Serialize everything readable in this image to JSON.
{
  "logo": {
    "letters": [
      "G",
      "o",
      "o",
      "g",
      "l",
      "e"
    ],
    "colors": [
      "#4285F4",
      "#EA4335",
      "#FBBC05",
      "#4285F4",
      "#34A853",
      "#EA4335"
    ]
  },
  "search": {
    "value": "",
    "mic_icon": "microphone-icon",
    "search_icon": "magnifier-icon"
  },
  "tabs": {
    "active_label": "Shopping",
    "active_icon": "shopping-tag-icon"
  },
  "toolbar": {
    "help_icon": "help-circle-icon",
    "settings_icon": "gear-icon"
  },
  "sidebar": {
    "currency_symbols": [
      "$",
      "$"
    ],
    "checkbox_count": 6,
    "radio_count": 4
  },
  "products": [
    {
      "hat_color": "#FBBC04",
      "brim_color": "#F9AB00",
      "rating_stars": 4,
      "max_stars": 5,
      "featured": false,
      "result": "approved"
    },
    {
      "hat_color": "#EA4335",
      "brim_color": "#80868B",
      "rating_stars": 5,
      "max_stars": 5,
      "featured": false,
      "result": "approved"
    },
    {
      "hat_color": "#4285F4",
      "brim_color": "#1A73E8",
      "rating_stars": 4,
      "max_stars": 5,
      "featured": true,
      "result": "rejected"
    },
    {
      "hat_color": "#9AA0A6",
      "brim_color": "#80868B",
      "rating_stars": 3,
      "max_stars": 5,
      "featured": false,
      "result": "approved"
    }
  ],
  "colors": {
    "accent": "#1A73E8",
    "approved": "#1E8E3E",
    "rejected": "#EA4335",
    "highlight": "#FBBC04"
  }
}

• • •

Goal
Word for word, restate all of the data shown above.

Answer to this problem
Serialize everything readable in this image to JSON.
{
  "logo": {
    "letters": [
      "G",
      "o",
      "o",
      "g",
      "l",
      "e"
    ],
    "colors": [
      "#4285F4",
      "#EA4335",
      "#FBBC05",
      "#4285F4",
      "#34A853",
      "#EA4335"
    ]
  },
  "search": {
    "value": "",
    "mic_icon": "microphone-icon",
    "search_icon": "magnifier-icon"
  },
  "tabs": {
    "active_label": "Shopping",
    "active_icon": "shopping-tag-icon"
  },
  "toolbar": {
    "help_icon": "help-circle-icon",
    "settings_icon": "gear-icon"
  },
  "sidebar": {
    "currency_symbols": [
      "$",
      "$"
    ],
    "checkbox_count": 6,
    "radio_count": 4
  },
  "products": [
    {
      "hat_color": "#FBBC04",
      "brim_color": "#F9AB00",
      "rating_stars": 4,
      "max_stars": 5,
      "featured": false,
      "result": "approved"
    },
    {
      "hat_color": "#EA4335",
      "brim_color": "#80868B",
      "rating_stars": 5,
      "max_stars": 5,
      "featured": false,
      "result": "approved"
    },
    {
      "hat_color": "#4285F4",
      "brim_color": "#1A73E8",
      "rating_stars": 4,
      "max_stars": 5,
      "featured": true,
      "result": "rejected"
    },
    {
      "hat_color": "#9AA0A6",
      "brim_color": "#80868B",
      "rating_stars": 3,
      "max_stars": 5,
      "featured": false,
      "result": "approved"
    }
  ],
  "colors": {
    "accent": "#1A73E8",
    "approved": "#1E8E3E",
    "rejected": "#EA4335",
    "highlight": "#FBBC04"
  }
}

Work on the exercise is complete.